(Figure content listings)
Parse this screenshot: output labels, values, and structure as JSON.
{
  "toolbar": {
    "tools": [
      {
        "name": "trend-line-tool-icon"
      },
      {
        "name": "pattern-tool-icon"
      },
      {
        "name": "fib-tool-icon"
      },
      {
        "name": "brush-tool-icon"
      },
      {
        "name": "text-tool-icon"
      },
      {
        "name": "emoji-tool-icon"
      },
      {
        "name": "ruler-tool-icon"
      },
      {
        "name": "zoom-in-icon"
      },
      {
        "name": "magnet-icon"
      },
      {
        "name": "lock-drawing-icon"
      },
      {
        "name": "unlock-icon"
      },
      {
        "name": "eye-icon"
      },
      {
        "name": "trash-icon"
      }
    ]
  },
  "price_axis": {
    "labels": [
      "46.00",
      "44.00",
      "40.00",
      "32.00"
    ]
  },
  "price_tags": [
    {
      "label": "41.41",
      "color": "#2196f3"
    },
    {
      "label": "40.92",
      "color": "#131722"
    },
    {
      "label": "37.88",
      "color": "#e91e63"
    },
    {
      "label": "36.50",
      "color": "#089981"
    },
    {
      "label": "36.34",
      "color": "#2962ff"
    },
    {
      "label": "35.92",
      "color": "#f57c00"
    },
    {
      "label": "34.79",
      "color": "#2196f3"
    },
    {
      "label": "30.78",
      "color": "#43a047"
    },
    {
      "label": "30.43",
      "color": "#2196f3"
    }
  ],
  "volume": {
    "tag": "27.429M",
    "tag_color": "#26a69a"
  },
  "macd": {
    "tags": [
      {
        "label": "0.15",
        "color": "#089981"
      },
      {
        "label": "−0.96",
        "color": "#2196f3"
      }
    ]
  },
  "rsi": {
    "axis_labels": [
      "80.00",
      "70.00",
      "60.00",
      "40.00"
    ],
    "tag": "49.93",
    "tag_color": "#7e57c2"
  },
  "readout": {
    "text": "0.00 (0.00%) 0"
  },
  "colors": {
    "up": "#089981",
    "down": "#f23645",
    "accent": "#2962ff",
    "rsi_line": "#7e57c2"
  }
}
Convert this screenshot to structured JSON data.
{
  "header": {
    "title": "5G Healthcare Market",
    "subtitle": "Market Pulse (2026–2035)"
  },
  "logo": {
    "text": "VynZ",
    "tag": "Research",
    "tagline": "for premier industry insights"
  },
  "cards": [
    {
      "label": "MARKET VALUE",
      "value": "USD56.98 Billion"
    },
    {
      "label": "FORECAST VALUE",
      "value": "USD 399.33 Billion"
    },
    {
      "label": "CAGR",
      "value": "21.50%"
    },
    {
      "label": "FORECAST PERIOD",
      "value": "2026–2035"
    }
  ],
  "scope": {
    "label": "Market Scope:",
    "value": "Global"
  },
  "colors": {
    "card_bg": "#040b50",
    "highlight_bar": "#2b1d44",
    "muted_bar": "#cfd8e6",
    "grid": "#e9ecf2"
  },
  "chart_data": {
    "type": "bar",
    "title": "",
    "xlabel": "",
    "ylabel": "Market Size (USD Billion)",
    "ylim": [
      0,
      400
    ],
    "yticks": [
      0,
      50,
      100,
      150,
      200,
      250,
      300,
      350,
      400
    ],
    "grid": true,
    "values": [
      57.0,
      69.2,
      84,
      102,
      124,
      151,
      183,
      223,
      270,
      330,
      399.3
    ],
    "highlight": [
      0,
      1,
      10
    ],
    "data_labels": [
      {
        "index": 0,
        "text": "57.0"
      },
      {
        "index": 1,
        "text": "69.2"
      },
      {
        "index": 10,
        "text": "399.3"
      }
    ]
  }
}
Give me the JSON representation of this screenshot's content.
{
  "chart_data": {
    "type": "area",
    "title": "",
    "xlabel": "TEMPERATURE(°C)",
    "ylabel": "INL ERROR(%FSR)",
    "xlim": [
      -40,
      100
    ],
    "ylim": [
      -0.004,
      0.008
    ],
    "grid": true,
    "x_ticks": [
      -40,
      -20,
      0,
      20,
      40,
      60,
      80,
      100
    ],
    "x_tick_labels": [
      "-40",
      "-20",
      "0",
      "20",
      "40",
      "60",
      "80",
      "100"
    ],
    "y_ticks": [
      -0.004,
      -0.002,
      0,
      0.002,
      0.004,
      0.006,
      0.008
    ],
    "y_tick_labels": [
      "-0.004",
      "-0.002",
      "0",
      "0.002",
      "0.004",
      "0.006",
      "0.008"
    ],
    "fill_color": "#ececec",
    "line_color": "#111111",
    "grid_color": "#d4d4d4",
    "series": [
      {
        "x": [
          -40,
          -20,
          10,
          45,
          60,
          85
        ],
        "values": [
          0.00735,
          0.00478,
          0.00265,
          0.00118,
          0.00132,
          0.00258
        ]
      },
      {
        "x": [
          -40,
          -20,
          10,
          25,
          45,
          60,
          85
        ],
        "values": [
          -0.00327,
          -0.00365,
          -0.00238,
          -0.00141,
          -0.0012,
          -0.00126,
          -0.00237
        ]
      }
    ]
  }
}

# [Set problem]
Every line that holds the word "Billion" should be extracted.

# [Answer to this exercise]
      "value": "USD56.98 Billion"
      "value": "USD 399.33 Billion"
    "ylabel": "Market Size (USD Billion)",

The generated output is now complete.